The exercise.
Determine the number of lines that contain the word "nodes", then state that number and nothing more.

[Some records]
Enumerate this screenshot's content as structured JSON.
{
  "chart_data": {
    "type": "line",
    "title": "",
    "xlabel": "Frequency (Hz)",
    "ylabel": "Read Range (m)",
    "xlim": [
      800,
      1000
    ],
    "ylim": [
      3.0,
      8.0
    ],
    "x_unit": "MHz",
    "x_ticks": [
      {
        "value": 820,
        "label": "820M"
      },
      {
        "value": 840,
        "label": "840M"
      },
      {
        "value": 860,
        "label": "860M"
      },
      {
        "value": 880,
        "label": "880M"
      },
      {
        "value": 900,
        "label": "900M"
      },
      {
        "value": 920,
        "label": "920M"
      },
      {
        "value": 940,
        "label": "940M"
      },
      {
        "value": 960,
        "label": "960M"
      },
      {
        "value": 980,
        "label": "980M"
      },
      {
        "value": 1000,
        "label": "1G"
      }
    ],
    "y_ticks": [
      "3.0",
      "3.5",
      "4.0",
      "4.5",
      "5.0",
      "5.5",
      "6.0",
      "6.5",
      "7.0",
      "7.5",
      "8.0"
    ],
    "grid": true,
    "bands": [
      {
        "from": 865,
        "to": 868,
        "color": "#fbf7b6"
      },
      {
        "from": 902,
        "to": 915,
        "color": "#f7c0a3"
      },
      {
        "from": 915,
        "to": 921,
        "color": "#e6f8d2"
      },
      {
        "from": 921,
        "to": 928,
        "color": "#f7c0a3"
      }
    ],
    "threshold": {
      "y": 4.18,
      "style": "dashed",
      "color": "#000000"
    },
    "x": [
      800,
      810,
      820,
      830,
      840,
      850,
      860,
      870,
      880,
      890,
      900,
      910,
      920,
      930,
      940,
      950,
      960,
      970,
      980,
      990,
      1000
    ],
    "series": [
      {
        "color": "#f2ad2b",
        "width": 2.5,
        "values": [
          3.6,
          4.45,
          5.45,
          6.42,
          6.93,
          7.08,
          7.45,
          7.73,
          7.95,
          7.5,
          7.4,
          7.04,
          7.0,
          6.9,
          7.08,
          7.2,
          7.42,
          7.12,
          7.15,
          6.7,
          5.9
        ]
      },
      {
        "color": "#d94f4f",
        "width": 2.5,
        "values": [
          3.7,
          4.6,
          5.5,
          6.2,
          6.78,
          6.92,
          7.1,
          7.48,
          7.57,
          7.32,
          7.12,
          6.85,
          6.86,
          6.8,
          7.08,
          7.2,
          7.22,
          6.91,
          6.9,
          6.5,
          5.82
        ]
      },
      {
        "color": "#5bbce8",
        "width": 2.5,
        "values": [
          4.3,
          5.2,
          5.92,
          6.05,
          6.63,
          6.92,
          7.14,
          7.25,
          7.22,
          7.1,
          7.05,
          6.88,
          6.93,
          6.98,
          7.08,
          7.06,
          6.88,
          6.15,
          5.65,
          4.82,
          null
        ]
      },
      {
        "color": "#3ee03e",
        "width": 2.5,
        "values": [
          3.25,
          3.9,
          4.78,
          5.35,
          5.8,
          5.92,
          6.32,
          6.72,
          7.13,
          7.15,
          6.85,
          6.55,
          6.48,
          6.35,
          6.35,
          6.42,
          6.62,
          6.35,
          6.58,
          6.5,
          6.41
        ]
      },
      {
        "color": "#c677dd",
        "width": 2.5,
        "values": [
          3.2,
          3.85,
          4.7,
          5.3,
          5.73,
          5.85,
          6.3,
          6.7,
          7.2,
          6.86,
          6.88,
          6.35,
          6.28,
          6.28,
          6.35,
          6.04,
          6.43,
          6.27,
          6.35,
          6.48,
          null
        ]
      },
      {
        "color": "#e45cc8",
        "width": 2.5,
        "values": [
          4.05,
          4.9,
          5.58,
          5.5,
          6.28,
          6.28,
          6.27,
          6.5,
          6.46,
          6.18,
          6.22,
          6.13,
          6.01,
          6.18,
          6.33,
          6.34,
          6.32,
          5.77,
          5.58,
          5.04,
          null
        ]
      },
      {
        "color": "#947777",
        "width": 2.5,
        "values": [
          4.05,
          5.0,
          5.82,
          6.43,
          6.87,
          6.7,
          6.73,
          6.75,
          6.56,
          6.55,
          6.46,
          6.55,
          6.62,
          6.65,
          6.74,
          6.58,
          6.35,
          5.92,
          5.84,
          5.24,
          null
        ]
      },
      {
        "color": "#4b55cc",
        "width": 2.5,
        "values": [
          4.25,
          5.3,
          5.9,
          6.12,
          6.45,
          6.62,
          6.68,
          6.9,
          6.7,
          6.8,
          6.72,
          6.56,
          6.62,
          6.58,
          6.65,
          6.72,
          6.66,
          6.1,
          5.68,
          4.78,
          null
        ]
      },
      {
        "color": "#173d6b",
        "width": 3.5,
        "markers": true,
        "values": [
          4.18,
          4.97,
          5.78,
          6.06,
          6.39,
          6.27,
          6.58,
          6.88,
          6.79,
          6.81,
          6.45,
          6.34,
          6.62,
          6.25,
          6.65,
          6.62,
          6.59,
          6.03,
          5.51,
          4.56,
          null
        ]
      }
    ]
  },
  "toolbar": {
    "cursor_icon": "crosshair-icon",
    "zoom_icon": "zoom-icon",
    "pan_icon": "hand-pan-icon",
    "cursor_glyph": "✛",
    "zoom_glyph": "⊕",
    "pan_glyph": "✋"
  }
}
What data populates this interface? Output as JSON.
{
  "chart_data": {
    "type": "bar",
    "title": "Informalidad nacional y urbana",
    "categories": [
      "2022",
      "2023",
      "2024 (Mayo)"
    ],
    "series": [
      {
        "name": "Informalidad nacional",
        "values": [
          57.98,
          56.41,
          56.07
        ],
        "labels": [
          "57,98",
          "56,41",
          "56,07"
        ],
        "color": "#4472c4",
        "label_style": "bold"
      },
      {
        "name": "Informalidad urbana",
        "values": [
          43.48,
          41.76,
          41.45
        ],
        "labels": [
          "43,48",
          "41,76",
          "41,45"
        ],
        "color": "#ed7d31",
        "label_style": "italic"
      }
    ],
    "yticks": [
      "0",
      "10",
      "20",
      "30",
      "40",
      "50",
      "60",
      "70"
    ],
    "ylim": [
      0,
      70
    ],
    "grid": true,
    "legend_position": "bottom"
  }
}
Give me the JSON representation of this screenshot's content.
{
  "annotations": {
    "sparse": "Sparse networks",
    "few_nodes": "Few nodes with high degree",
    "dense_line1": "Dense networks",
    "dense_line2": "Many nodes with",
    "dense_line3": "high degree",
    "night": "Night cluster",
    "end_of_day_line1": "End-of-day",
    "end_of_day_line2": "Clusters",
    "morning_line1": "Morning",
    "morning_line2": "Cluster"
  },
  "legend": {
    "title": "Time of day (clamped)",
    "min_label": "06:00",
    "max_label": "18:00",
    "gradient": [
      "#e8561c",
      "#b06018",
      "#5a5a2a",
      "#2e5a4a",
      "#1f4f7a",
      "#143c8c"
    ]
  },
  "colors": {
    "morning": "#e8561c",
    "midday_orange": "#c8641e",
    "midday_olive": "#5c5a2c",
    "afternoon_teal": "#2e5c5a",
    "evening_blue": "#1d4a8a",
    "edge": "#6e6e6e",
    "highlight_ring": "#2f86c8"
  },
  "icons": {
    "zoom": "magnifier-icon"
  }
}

Result below.
2